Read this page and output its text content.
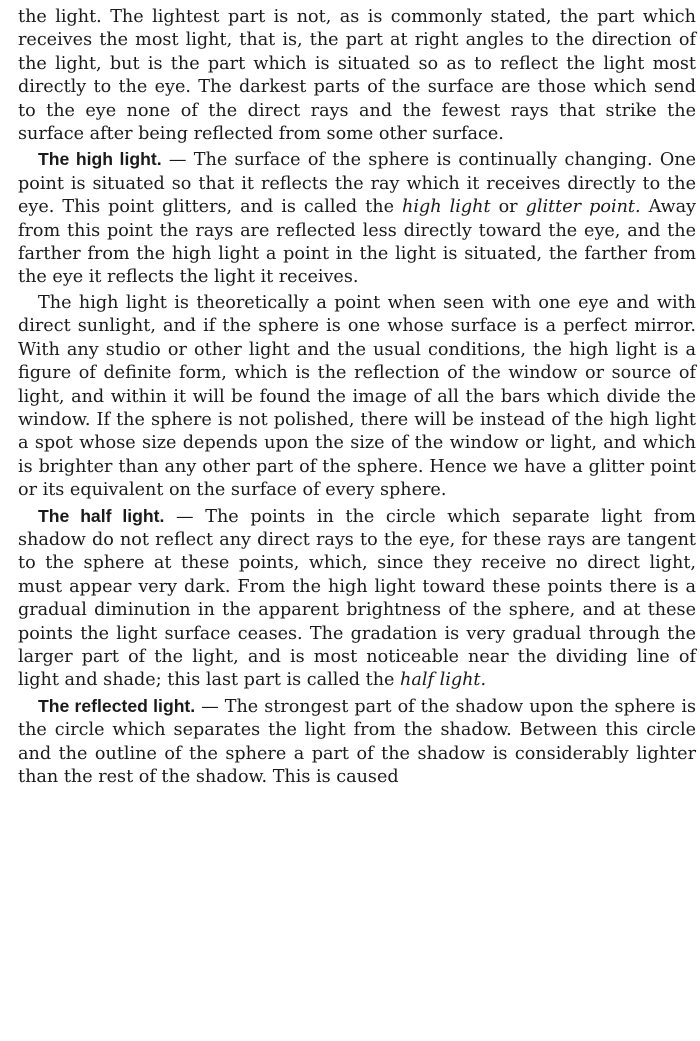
the light. The lightest part is not, as is commonly stated, the part which receives the most light, that is, the part at right angles to the direction of the light, but is the part which is situated so as to reflect the light most directly to the eye. The darkest parts of the surface are those which send to the eye none of the direct rays and the fewest rays that strike the surface after being reflected from some other surface.

The high light. — The surface of the sphere is continually changing. One point is situated so that it reflects the ray which it receives directly to the eye. This point glitters, and is called the high light or glitter point. Away from this point the rays are reflected less directly toward the eye, and the farther from the high light a point in the light is situated, the farther from the eye it reflects the light it receives.

The high light is theoretically a point when seen with one eye and with direct sunlight, and if the sphere is one whose surface is a perfect mirror. With any studio or other light and the usual conditions, the high light is a figure of definite form, which is the reflection of the window or source of light, and within it will be found the image of all the bars which divide the window. If the sphere is not polished, there will be instead of the high light a spot whose size depends upon the size of the window or light, and which is brighter than any other part of the sphere. Hence we have a glitter point or its equivalent on the surface of every sphere.

The half light. — The points in the circle which separate light from shadow do not reflect any direct rays to the eye, for these rays are tangent to the sphere at these points, which, since they receive no direct light, must appear very dark. From the high light toward these points there is a gradual diminution in the apparent brightness of the sphere, and at these points the light surface ceases. The gradation is very gradual through the larger part of the light, and is most noticeable near the dividing line of light and shade; this last part is called the half light.

The reflected light. — The strongest part of the shadow upon the sphere is the circle which separates the light from the shadow. Between this circle and the outline of the sphere a part of the shadow is considerably lighter than the rest of the shadow. This is caused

Problem:
Transcribe the listing above verbatim. Omit the pictures.

Solution for this problem:
Read this page and output its text content.
the light. The lightest part is not, as is commonly stated, the part which receives the most light, that is, the part at right angles to the direction of the light, but is the part which is situated so as to reflect the light most directly to the eye. The darkest parts of the surface are those which send to the eye none of the direct rays and the fewest rays that strike the surface after being reflected from some other surface.

The high light. — The surface of the sphere is continually changing. One point is situated so that it reflects the ray which it receives directly to the eye. This point glitters, and is called the high light or glitter point. Away from this point the rays are reflected less directly toward the eye, and the farther from the high light a point in the light is situated, the farther from the eye it reflects the light it receives.

The high light is theoretically a point when seen with one eye and with direct sunlight, and if the sphere is one whose surface is a perfect mirror. With any studio or other light and the usual conditions, the high light is a figure of definite form, which is the reflection of the window or source of light, and within it will be found the image of all the bars which divide the window. If the sphere is not polished, there will be instead of the high light a spot whose size depends upon the size of the window or light, and which is brighter than any other part of the sphere. Hence we have a glitter point or its equivalent on the surface of every sphere.

The half light. — The points in the circle which separate light from shadow do not reflect any direct rays to the eye, for these rays are tangent to the sphere at these points, which, since they receive no direct light, must appear very dark. From the high light toward these points there is a gradual diminution in the apparent brightness of the sphere, and at these points the light surface ceases. The gradation is very gradual through the larger part of the light, and is most noticeable near the dividing line of light and shade; this last part is called the half light.

The reflected light. — The strongest part of the shadow upon the sphere is the circle which separates the light from the shadow. Between this circle and the outline of the sphere a part of the shadow is considerably lighter than the rest of the shadow. This is caused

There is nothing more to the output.